** Start STORED DATA **
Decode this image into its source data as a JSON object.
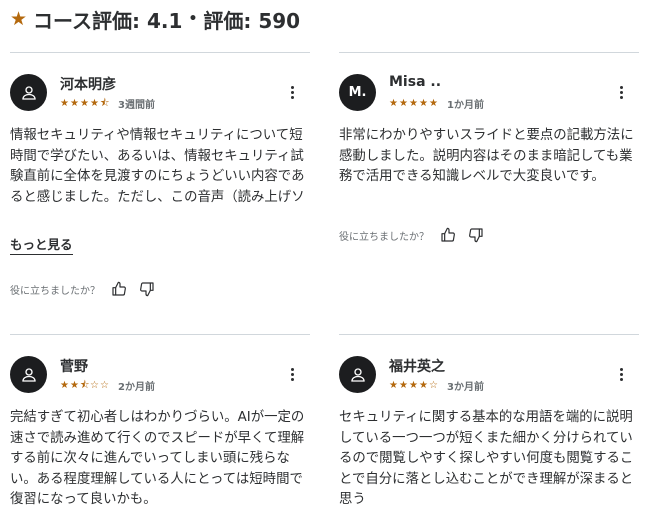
{
  "header": {
    "rating_label": "コース評価: 4.1",
    "count_label": "評価: 590"
  },
  "helpful_text": "役に立ちましたか？",
  "show_more_label": "もっと見る",
  "reviews": [
    {
      "name": "河本明彦",
      "avatar_initials": "",
      "rating": 4.5,
      "stars": [
        "★",
        "★",
        "★",
        "★",
        "⯪"
      ],
      "date": "3週間前",
      "body": "情報セキュリティや情報セキュリティについて短時間で学びたい、あるいは、情報セキュリティ試験直前に全体を見渡すのにちょうどいい内容であると感じました。ただし、この音声（読み上げソフト）は好き嫌いが分かれ…"
    },
    {
      "name": "Misa ..",
      "avatar_initials": "M.",
      "rating": 5,
      "stars": [
        "★",
        "★",
        "★",
        "★",
        "★"
      ],
      "date": "1か月前",
      "body": "非常にわかりやすいスライドと要点の記載方法に感動しました。説明内容はそのまま暗記しても業務で活用できる知識レベルで大変良いです。"
    },
    {
      "name": "菅野",
      "avatar_initials": "",
      "rating": 2.5,
      "stars": [
        "★",
        "★",
        "⯪",
        "☆",
        "☆"
      ],
      "date": "2か月前",
      "body": "完結すぎて初心者しはわかりづらい。AIが一定の速さで読み進めて行くのでスピードが早くて理解する前に次々に進んでいってしまい頭に残らない。ある程度理解している人にとっては短時間で復習になって良いかも。"
    },
    {
      "name": "福井英之",
      "avatar_initials": "",
      "rating": 4,
      "stars": [
        "★",
        "★",
        "★",
        "★",
        "☆"
      ],
      "date": "3か月前",
      "body": "セキュリティに関する基本的な用語を端的に説明している一つ一つが短くまた細かく分けられているので閲覧しやすく探しやすい何度も閲覧することで自分に落とし込むことができ理解が深まると思う"
    }
  ],
  "colors": {
    "star": "#b4690e",
    "avatar_bg": "#1c1d1f",
    "text": "#2d2f31",
    "muted": "#6a6f73"
  }
}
** End STORED DATA **
_REQUIRED WORK_:
Repeat the records above exactly, leaving out the pictures.

_EXERCISE RESULT_:
Decode this image into its source data as a JSON object.
{
  "header": {
    "rating_label": "コース評価: 4.1",
    "count_label": "評価: 590"
  },
  "helpful_text": "役に立ちましたか？",
  "show_more_label": "もっと見る",
  "reviews": [
    {
      "name": "河本明彦",
      "avatar_initials": "",
      "rating": 4.5,
      "stars": [
        "★",
        "★",
        "★",
        "★",
        "⯪"
      ],
      "date": "3週間前",
      "body": "情報セキュリティや情報セキュリティについて短時間で学びたい、あるいは、情報セキュリティ試験直前に全体を見渡すのにちょうどいい内容であると感じました。ただし、この音声（読み上げソフト）は好き嫌いが分かれ…"
    },
    {
      "name": "Misa ..",
      "avatar_initials": "M.",
      "rating": 5,
      "stars": [
        "★",
        "★",
        "★",
        "★",
        "★"
      ],
      "date": "1か月前",
      "body": "非常にわかりやすいスライドと要点の記載方法に感動しました。説明内容はそのまま暗記しても業務で活用できる知識レベルで大変良いです。"
    },
    {
      "name": "菅野",
      "avatar_initials": "",
      "rating": 2.5,
      "stars": [
        "★",
        "★",
        "⯪",
        "☆",
        "☆"
      ],
      "date": "2か月前",
      "body": "完結すぎて初心者しはわかりづらい。AIが一定の速さで読み進めて行くのでスピードが早くて理解する前に次々に進んでいってしまい頭に残らない。ある程度理解している人にとっては短時間で復習になって良いかも。"
    },
    {
      "name": "福井英之",
      "avatar_initials": "",
      "rating": 4,
      "stars": [
        "★",
        "★",
        "★",
        "★",
        "☆"
      ],
      "date": "3か月前",
      "body": "セキュリティに関する基本的な用語を端的に説明している一つ一つが短くまた細かく分けられているので閲覧しやすく探しやすい何度も閲覧することで自分に落とし込むことができ理解が深まると思う"
    }
  ],
  "colors": {
    "star": "#b4690e",
    "avatar_bg": "#1c1d1f",
    "text": "#2d2f31",
    "muted": "#6a6f73"
  }
}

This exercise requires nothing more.